Royal s’oppose à l’arrivée de déchets toxiques australiens en Isère

“Le transport de déchets dangereux en provenance des antipodes constitue une aberration écologique”, a-t-elle estimé au sujet d’un projet qui suscite l’opposition d’une association de riverains.

Une société australienne, Orica, a déposé auprès des autorités françaises une demande d’autorisation d’importation depuis l’Australie de “9.000 tonnes de déchets très toxiques (sous-produits d’hexachlorobenzène, HCB)” afin qu’il soient incinérés dans une usine Tredi (groupe Séché Environnement) à Salaise-sur-Sanne (Isère), explique le ministère.

Mme Royal souligne avoir “donné instruction au préfet de l’Isère de s’opposer à cette importation au nom du principe de précaution, compte tenu du risque de pollution marine en cas d’avarie du navire pendant le transport, et du principe de proximité, qui exige que les déchets soient traités à proximité de leur source de production”.

“Si les technologies de traitement françaises sont performantes, elles peuvent tout à fait être exportées” pour permettre un traitement sur place, affirme la ministre.

Selon l’association Vivre Ici Vallée du Rhône Environnement (Vivre), le type des déchets concernés, dont le Danemark et l’Allemagne ont “refusé son importation”, est un des pires polluants existants, interdit en Europe depuis 1981.

Fin mai, Tredi avait annoncé avoir été retenue pour traiter 15.000 tonnes de HCB produites de 1963 à 1996 à Sydney. Elle avait assuré que cet “acheminement” serait “organisé dans le strict respect de la Convention de Bâle et de la Convention de Stockholm”, qui règlementent les mouvements internationaux de déchets dangereux ainsi que la production et l’utilisation de substances chimiques très polluantes.

Selon cette filiale du groupe Séché, l’Australie ne dispose pas d’alternatives de traitement satisfaisantes pour le HCB, classé comme polluant organique persistant.

Pour sa part, l’eurodéputée écologiste Michèle Rivasi, s’est “réjouie” de la décision de Ségolène Royal, et lance, en fin d’un communiqué publié vendredi, “merci Madame la Ministre”.

“Il est inconcevable que l’entreprise australienne Orica fasse venir traiter ses déchets en France alors que l’Australie possède les moyens et toutes les technologies pour les traiter sur place”, ajoute-t-elle dans son communiqué.

Mme Rivasi, fondatrice de la Crirad, organisme indépendant sur la radioactivité basé dans la Drôme, rappelle également qu’elle avait “justement sollicité un rendez-vous avec la ministre afin de discuter plus particulièrement” de cette question “qui représente de nombreux risques pour la santé et l’environnement des riverains”.
---
▶ CONSIGNES:
1. Résumez en deux phrases l'extrait sur les déchets toxiques australiens.
2. Répondez aux questions suivantes d'après l'extrait sur les déchets toxiques australiens.
(a) Combien de tonnes de HCB produites à Sydney Tredi avait-elle annoncé avoir été retenue pour traiter ?
(b) Depuis quelle année ce type de déchets est-il interdit en Europe selon l'association Vivre ?
(c) Dans quel département la Crirad est-elle basée ?

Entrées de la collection
---
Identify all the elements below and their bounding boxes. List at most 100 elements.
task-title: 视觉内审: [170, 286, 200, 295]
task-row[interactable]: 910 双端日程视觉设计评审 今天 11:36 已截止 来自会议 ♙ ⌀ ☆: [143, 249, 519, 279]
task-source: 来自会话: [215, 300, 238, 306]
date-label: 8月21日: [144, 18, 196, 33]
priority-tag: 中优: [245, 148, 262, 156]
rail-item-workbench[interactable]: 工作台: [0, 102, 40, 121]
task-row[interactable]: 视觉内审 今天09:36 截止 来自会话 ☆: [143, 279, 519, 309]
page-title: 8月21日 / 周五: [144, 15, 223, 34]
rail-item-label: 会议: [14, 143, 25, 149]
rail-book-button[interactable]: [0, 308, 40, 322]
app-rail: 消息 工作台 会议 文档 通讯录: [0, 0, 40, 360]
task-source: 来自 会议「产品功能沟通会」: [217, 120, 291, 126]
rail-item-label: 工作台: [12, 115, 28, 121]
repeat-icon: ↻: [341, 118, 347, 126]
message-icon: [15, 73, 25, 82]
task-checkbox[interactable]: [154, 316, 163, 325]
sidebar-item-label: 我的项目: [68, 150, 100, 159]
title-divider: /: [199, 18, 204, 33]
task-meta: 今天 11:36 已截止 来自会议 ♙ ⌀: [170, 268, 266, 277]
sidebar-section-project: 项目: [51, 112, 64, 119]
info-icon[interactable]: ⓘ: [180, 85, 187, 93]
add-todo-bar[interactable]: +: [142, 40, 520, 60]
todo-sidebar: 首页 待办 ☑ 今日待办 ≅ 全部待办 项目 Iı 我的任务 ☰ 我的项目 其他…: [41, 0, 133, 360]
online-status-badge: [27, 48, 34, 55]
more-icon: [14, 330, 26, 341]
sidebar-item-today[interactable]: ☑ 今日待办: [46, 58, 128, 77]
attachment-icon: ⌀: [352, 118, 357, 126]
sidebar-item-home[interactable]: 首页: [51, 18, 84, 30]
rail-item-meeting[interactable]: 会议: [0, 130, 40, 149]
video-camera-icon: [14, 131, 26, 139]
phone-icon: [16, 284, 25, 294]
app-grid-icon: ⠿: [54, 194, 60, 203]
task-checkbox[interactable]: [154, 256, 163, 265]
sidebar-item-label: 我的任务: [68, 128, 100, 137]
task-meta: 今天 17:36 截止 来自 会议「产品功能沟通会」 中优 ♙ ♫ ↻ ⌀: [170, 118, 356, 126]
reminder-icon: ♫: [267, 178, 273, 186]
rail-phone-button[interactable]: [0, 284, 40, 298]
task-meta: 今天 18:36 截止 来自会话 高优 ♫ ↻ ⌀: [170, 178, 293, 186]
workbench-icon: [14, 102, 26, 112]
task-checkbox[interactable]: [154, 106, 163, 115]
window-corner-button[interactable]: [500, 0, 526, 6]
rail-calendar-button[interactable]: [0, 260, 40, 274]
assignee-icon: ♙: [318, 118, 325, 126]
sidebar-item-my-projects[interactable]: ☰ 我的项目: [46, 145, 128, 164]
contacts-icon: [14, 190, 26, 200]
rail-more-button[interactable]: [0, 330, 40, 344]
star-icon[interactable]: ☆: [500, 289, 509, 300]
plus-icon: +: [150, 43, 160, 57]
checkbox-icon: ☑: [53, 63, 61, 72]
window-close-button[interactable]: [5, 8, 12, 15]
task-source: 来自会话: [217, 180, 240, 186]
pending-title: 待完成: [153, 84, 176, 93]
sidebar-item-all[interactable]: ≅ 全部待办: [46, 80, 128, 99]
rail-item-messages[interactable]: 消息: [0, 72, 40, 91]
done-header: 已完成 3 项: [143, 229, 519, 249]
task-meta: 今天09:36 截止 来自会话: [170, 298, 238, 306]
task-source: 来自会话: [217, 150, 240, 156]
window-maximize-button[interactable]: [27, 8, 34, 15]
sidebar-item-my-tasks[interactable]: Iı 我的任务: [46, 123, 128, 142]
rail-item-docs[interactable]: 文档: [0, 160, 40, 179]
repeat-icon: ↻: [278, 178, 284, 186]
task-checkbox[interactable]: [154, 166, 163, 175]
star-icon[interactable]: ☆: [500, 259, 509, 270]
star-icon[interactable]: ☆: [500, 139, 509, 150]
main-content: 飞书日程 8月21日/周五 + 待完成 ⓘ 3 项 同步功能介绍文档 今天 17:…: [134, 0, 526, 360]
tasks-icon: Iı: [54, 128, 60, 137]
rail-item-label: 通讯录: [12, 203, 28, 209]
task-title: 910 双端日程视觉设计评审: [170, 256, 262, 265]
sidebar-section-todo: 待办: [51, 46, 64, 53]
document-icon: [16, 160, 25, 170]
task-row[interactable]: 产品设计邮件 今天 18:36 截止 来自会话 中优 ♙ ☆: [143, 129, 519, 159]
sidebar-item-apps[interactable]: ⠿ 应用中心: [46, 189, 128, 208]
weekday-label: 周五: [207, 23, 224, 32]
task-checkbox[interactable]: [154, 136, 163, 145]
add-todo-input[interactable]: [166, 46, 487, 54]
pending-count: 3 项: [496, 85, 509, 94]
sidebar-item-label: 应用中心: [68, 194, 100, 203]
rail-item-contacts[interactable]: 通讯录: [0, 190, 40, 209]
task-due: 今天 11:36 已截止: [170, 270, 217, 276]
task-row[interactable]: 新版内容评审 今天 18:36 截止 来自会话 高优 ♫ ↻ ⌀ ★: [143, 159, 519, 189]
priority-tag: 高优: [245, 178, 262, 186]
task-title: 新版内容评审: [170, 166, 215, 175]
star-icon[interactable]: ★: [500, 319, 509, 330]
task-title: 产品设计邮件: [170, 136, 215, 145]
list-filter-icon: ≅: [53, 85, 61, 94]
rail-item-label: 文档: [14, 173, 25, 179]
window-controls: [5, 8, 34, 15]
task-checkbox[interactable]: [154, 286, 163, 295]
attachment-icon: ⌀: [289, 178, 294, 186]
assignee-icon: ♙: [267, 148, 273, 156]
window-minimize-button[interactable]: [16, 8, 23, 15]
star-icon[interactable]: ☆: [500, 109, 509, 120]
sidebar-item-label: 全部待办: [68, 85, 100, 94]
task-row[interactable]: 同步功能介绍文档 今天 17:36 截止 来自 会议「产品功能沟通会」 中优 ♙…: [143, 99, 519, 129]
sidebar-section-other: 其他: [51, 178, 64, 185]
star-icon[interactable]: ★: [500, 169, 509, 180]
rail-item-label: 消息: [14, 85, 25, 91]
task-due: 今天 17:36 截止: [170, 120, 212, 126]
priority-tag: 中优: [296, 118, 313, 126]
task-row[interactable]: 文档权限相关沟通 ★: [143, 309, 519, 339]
---
▶ CORRIGÉS PAR TÂCHE:
1. Ségolène Royal a demandé au préfet de l'Isère de s'opposer, au nom des principes de précaution et de proximité, à l'importation de 9 000 tonnes de déchets très toxiques d'HCB que la société australienne Orica voulait faire incinérer dans une usine Tredi à Salaise-sur-Sanne. Tredi assurait que le transport respecterait les conventions de Bâle et de Stockholm, tandis qu'une association de riverains s'opposait au projet et que l'eurodéputée Michèle Rivasi s'est réjouie de la décision de la ministre.

2.
(a) 15 000 tonnes.
(b) Depuis 1981.
(c) Dans la Drôme.